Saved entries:
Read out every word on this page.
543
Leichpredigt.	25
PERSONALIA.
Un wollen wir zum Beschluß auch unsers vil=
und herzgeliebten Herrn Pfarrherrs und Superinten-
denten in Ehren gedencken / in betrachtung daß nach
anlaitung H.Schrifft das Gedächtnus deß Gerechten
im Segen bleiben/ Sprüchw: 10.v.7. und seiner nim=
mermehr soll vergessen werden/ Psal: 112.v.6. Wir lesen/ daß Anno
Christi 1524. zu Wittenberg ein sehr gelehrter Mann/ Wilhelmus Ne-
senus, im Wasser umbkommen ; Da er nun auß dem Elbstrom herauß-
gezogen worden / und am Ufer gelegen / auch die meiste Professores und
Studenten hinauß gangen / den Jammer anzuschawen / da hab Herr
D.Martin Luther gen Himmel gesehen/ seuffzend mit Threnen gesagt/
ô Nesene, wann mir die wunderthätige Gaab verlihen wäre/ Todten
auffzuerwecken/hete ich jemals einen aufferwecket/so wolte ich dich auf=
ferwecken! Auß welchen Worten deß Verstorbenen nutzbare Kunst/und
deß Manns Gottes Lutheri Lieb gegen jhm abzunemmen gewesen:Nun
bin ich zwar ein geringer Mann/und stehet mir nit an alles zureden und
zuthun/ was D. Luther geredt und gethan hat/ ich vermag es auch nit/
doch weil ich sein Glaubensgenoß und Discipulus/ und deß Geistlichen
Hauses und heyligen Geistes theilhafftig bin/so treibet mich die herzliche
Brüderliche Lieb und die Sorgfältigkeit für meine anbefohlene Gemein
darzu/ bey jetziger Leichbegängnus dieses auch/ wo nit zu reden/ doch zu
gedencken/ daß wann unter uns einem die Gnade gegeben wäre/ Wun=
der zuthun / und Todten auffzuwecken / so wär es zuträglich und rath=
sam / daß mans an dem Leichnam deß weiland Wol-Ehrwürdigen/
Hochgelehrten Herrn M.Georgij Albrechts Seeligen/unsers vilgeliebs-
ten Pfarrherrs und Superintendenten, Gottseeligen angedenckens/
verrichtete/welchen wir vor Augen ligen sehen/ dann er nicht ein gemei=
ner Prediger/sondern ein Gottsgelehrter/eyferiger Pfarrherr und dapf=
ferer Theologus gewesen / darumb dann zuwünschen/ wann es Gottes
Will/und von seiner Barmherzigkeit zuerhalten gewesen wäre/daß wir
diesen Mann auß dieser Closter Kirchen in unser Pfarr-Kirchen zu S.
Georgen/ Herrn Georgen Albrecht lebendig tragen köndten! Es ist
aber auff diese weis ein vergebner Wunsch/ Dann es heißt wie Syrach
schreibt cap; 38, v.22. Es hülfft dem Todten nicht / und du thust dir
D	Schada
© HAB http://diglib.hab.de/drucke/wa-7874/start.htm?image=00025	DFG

_Directions_.
Transcribe all the entries, keeping each one exactly as it is.

_Full output_.
Read out every word on this page.
543
Leichpredigt.	25
PERSONALIA.
Un wollen wir zum Beschluß auch unsers vil=
und herzgeliebten Herrn Pfarrherrs und Superinten-
denten in Ehren gedencken / in betrachtung daß nach
anlaitung H.Schrifft das Gedächtnus deß Gerechten
im Segen bleiben/ Sprüchw: 10.v.7. und seiner nim=
mermehr soll vergessen werden/ Psal: 112.v.6. Wir lesen/ daß Anno
Christi 1524. zu Wittenberg ein sehr gelehrter Mann/ Wilhelmus Ne-
senus, im Wasser umbkommen ; Da er nun auß dem Elbstrom herauß-
gezogen worden / und am Ufer gelegen / auch die meiste Professores und
Studenten hinauß gangen / den Jammer anzuschawen / da hab Herr
D.Martin Luther gen Himmel gesehen/ seuffzend mit Threnen gesagt/
ô Nesene, wann mir die wunderthätige Gaab verlihen wäre/ Todten
auffzuerwecken/hete ich jemals einen aufferwecket/so wolte ich dich auf=
ferwecken! Auß welchen Worten deß Verstorbenen nutzbare Kunst/und
deß Manns Gottes Lutheri Lieb gegen jhm abzunemmen gewesen:Nun
bin ich zwar ein geringer Mann/und stehet mir nit an alles zureden und
zuthun/ was D. Luther geredt und gethan hat/ ich vermag es auch nit/
doch weil ich sein Glaubensgenoß und Discipulus/ und deß Geistlichen
Hauses und heyligen Geistes theilhafftig bin/so treibet mich die herzliche
Brüderliche Lieb und die Sorgfältigkeit für meine anbefohlene Gemein
darzu/ bey jetziger Leichbegängnus dieses auch/ wo nit zu reden/ doch zu
gedencken/ daß wann unter uns einem die Gnade gegeben wäre/ Wun=
der zuthun / und Todten auffzuwecken / so wär es zuträglich und rath=
sam / daß mans an dem Leichnam deß weiland Wol-Ehrwürdigen/
Hochgelehrten Herrn M.Georgij Albrechts Seeligen/unsers vilgeliebs-
ten Pfarrherrs und Superintendenten, Gottseeligen angedenckens/
verrichtete/welchen wir vor Augen ligen sehen/ dann er nicht ein gemei=
ner Prediger/sondern ein Gottsgelehrter/eyferiger Pfarrherr und dapf=
ferer Theologus gewesen / darumb dann zuwünschen/ wann es Gottes
Will/und von seiner Barmherzigkeit zuerhalten gewesen wäre/daß wir
diesen Mann auß dieser Closter Kirchen in unser Pfarr-Kirchen zu S.
Georgen/ Herrn Georgen Albrecht lebendig tragen köndten! Es ist
aber auff diese weis ein vergebner Wunsch/ Dann es heißt wie Syrach
schreibt cap; 38, v.22. Es hülfft dem Todten nicht / und du thust dir
D	Schada
© HAB http://diglib.hab.de/drucke/wa-7874/start.htm?image=00025	DFG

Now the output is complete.